Exercise requirements:
Copy the data that follows exactly. Include no pictures.

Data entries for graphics
--------

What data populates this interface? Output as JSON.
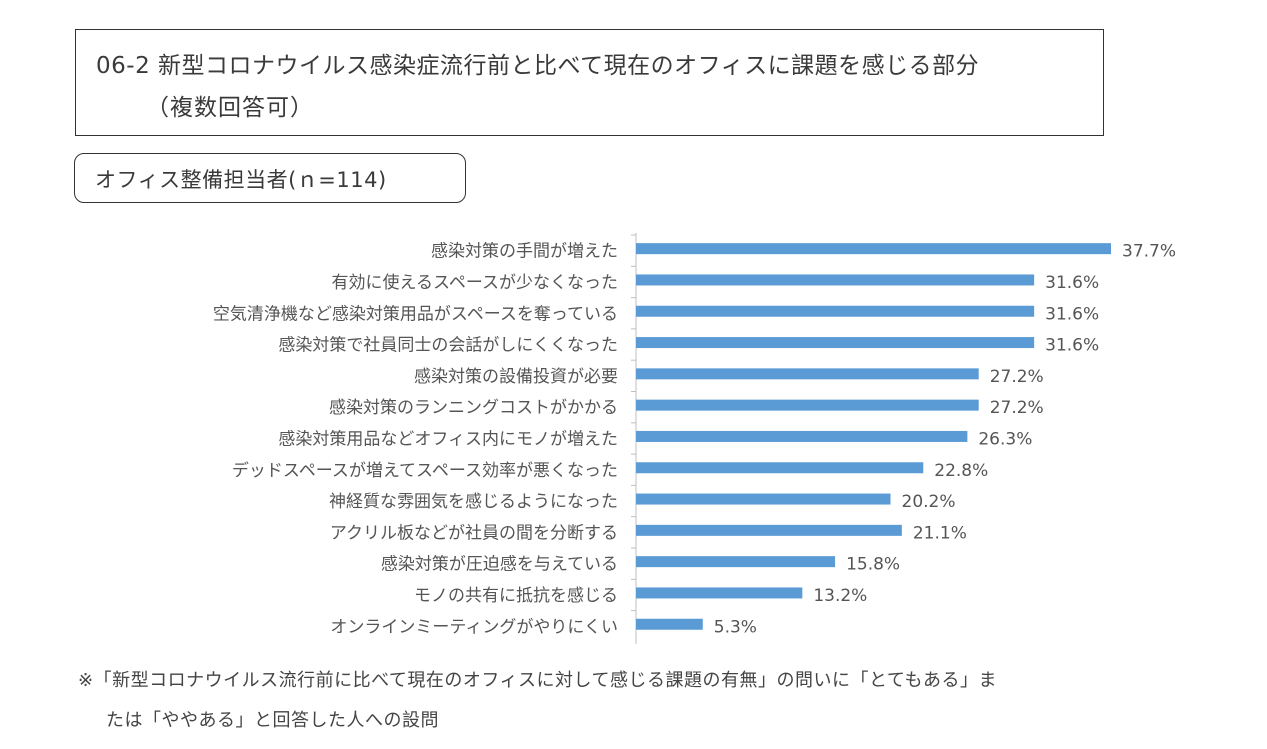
{
  "header": {
    "title": "06-2 新型コロナウイルス感染症流行前と比べて現在のオフィスに課題を感じる部分",
    "title_note": "（複数回答可）",
    "respondent_group": "オフィス整備担当者(ｎ=114)"
  },
  "chart_data": {
    "type": "bar",
    "orientation": "horizontal",
    "categories": [
      "感染対策の手間が増えた",
      "有効に使えるスペースが少なくなった",
      "空気清浄機など感染対策用品がスペースを奪っている",
      "感染対策で社員同士の会話がしにくくなった",
      "感染対策の設備投資が必要",
      "感染対策のランニングコストがかかる",
      "感染対策用品などオフィス内にモノが増えた",
      "デッドスペースが増えてスペース効率が悪くなった",
      "神経質な雰囲気を感じるようになった",
      "アクリル板などが社員の間を分断する",
      "感染対策が圧迫感を与えている",
      "モノの共有に抵抗を感じる",
      "オンラインミーティングがやりにくい"
    ],
    "values": [
      37.7,
      31.6,
      31.6,
      31.6,
      27.2,
      27.2,
      26.3,
      22.8,
      20.2,
      21.1,
      15.8,
      13.2,
      5.3
    ],
    "value_labels": [
      "37.7%",
      "31.6%",
      "31.6%",
      "31.6%",
      "27.2%",
      "27.2%",
      "26.3%",
      "22.8%",
      "20.2%",
      "21.1%",
      "15.8%",
      "13.2%",
      "5.3%"
    ],
    "unit": "%",
    "xlim": [
      0,
      37.7
    ],
    "bar_color": "#5b9bd5",
    "grid": false
  },
  "footnote": {
    "line1": "※「新型コロナウイルス流行前に比べて現在のオフィスに対して感じる課題の有無」の問いに「とてもある」ま",
    "line2": "たは「ややある」と回答した人への設問"
  }
}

--------

The solution:
What data populates this interface? Output as JSON.
{
  "header": {
    "title": "06-2 新型コロナウイルス感染症流行前と比べて現在のオフィスに課題を感じる部分",
    "title_note": "（複数回答可）",
    "respondent_group": "オフィス整備担当者(ｎ=114)"
  },
  "chart_data": {
    "type": "bar",
    "orientation": "horizontal",
    "categories": [
      "感染対策の手間が増えた",
      "有効に使えるスペースが少なくなった",
      "空気清浄機など感染対策用品がスペースを奪っている",
      "感染対策で社員同士の会話がしにくくなった",
      "感染対策の設備投資が必要",
      "感染対策のランニングコストがかかる",
      "感染対策用品などオフィス内にモノが増えた",
      "デッドスペースが増えてスペース効率が悪くなった",
      "神経質な雰囲気を感じるようになった",
      "アクリル板などが社員の間を分断する",
      "感染対策が圧迫感を与えている",
      "モノの共有に抵抗を感じる",
      "オンラインミーティングがやりにくい"
    ],
    "values": [
      37.7,
      31.6,
      31.6,
      31.6,
      27.2,
      27.2,
      26.3,
      22.8,
      20.2,
      21.1,
      15.8,
      13.2,
      5.3
    ],
    "value_labels": [
      "37.7%",
      "31.6%",
      "31.6%",
      "31.6%",
      "27.2%",
      "27.2%",
      "26.3%",
      "22.8%",
      "20.2%",
      "21.1%",
      "15.8%",
      "13.2%",
      "5.3%"
    ],
    "unit": "%",
    "xlim": [
      0,
      37.7
    ],
    "bar_color": "#5b9bd5",
    "grid": false
  },
  "footnote": {
    "line1": "※「新型コロナウイルス流行前に比べて現在のオフィスに対して感じる課題の有無」の問いに「とてもある」ま",
    "line2": "たは「ややある」と回答した人への設問"
  }
}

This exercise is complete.